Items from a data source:
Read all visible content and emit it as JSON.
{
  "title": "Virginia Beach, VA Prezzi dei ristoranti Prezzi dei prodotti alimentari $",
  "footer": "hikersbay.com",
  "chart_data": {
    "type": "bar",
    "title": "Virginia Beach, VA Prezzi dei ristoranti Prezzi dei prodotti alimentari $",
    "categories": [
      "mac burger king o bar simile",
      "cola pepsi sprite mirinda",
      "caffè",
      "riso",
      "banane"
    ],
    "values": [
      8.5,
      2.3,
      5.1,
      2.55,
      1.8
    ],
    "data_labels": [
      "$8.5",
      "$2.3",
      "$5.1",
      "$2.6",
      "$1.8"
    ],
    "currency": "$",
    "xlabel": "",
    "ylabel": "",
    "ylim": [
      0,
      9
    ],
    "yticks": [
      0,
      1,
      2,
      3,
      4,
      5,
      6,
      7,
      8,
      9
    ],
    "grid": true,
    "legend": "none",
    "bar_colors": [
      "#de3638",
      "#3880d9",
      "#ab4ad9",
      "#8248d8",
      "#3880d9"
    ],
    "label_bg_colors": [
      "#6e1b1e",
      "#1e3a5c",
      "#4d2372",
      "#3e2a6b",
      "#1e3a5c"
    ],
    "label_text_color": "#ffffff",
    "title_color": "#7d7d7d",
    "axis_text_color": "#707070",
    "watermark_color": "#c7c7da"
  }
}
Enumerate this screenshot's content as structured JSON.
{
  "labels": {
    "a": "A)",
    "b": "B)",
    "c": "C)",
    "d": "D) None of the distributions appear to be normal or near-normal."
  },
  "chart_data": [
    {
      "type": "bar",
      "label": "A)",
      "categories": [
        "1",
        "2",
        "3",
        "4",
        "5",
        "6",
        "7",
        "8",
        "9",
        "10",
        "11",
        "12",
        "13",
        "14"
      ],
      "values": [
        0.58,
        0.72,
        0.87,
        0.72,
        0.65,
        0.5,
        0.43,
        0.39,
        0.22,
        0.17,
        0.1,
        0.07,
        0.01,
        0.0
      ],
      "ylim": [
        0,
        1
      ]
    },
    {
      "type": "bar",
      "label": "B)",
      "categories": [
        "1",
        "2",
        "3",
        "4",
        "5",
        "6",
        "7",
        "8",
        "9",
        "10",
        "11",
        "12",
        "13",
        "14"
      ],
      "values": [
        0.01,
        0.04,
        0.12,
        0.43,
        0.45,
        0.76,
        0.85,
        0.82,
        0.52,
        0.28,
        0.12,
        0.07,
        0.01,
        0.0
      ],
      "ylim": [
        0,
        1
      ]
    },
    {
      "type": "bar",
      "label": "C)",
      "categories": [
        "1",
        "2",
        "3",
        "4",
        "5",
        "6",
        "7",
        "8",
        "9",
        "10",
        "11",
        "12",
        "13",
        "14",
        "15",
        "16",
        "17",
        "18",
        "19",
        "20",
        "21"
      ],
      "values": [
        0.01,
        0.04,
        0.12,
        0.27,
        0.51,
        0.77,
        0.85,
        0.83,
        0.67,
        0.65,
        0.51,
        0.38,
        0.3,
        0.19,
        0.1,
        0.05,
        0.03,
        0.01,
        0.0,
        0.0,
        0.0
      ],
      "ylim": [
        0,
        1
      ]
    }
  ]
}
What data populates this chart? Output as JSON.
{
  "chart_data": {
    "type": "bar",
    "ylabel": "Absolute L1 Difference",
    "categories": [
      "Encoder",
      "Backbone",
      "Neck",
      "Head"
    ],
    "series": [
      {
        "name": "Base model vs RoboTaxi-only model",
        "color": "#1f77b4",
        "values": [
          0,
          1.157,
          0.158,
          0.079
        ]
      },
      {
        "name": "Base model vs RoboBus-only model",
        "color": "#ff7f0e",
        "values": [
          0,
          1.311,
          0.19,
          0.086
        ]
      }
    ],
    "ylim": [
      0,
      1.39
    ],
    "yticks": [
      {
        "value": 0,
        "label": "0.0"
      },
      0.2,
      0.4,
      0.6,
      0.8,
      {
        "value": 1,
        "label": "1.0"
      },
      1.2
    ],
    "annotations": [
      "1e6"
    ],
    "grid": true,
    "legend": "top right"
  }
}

Work to do: Please output the entries above, every line exactly as it reads.

Solution:
Read all visible content and emit it as JSON.
{
  "title": "Virginia Beach, VA Prezzi dei ristoranti Prezzi dei prodotti alimentari $",
  "footer": "hikersbay.com",
  "chart_data": {
    "type": "bar",
    "title": "Virginia Beach, VA Prezzi dei ristoranti Prezzi dei prodotti alimentari $",
    "categories": [
      "mac burger king o bar simile",
      "cola pepsi sprite mirinda",
      "caffè",
      "riso",
      "banane"
    ],
    "values": [
      8.5,
      2.3,
      5.1,
      2.55,
      1.8
    ],
    "data_labels": [
      "$8.5",
      "$2.3",
      "$5.1",
      "$2.6",
      "$1.8"
    ],
    "currency": "$",
    "xlabel": "",
    "ylabel": "",
    "ylim": [
      0,
      9
    ],
    "yticks": [
      0,
      1,
      2,
      3,
      4,
      5,
      6,
      7,
      8,
      9
    ],
    "grid": true,
    "legend": "none",
    "bar_colors": [
      "#de3638",
      "#3880d9",
      "#ab4ad9",
      "#8248d8",
      "#3880d9"
    ],
    "label_bg_colors": [
      "#6e1b1e",
      "#1e3a5c",
      "#4d2372",
      "#3e2a6b",
      "#1e3a5c"
    ],
    "label_text_color": "#ffffff",
    "title_color": "#7d7d7d",
    "axis_text_color": "#707070",
    "watermark_color": "#c7c7da"
  }
}
Enumerate this screenshot's content as structured JSON.
{
  "labels": {
    "a": "A)",
    "b": "B)",
    "c": "C)",
    "d": "D) None of the distributions appear to be normal or near-normal."
  },
  "chart_data": [
    {
      "type": "bar",
      "label": "A)",
      "categories": [
        "1",
        "2",
        "3",
        "4",
        "5",
        "6",
        "7",
        "8",
        "9",
        "10",
        "11",
        "12",
        "13",
        "14"
      ],
      "values": [
        0.58,
        0.72,
        0.87,
        0.72,
        0.65,
        0.5,
        0.43,
        0.39,
        0.22,
        0.17,
        0.1,
        0.07,
        0.01,
        0.0
      ],
      "ylim": [
        0,
        1
      ]
    },
    {
      "type": "bar",
      "label": "B)",
      "categories": [
        "1",
        "2",
        "3",
        "4",
        "5",
        "6",
        "7",
        "8",
        "9",
        "10",
        "11",
        "12",
        "13",
        "14"
      ],
      "values": [
        0.01,
        0.04,
        0.12,
        0.43,
        0.45,
        0.76,
        0.85,
        0.82,
        0.52,
        0.28,
        0.12,
        0.07,
        0.01,
        0.0
      ],
      "ylim": [
        0,
        1
      ]
    },
    {
      "type": "bar",
      "label": "C)",
      "categories": [
        "1",
        "2",
        "3",
        "4",
        "5",
        "6",
        "7",
        "8",
        "9",
        "10",
        "11",
        "12",
        "13",
        "14",
        "15",
        "16",
        "17",
        "18",
        "19",
        "20",
        "21"
      ],
      "values": [
        0.01,
        0.04,
        0.12,
        0.27,
        0.51,
        0.77,
        0.85,
        0.83,
        0.67,
        0.65,
        0.51,
        0.38,
        0.3,
        0.19,
        0.1,
        0.05,
        0.03,
        0.01,
        0.0,
        0.0,
        0.0
      ],
      "ylim": [
        0,
        1
      ]
    }
  ]
}
What data populates this chart? Output as JSON.
{
  "chart_data": {
    "type": "bar",
    "ylabel": "Absolute L1 Difference",
    "categories": [
      "Encoder",
      "Backbone",
      "Neck",
      "Head"
    ],
    "series": [
      {
        "name": "Base model vs RoboTaxi-only model",
        "color": "#1f77b4",
        "values": [
          0,
          1.157,
          0.158,
          0.079
        ]
      },
      {
        "name": "Base model vs RoboBus-only model",
        "color": "#ff7f0e",
        "values": [
          0,
          1.311,
          0.19,
          0.086
        ]
      }
    ],
    "ylim": [
      0,
      1.39
    ],
    "yticks": [
      {
        "value": 0,
        "label": "0.0"
      },
      0.2,
      0.4,
      0.6,
      0.8,
      {
        "value": 1,
        "label": "1.0"
      },
      1.2
    ],
    "annotations": [
      "1e6"
    ],
    "grid": true,
    "legend": "top right"
  }
}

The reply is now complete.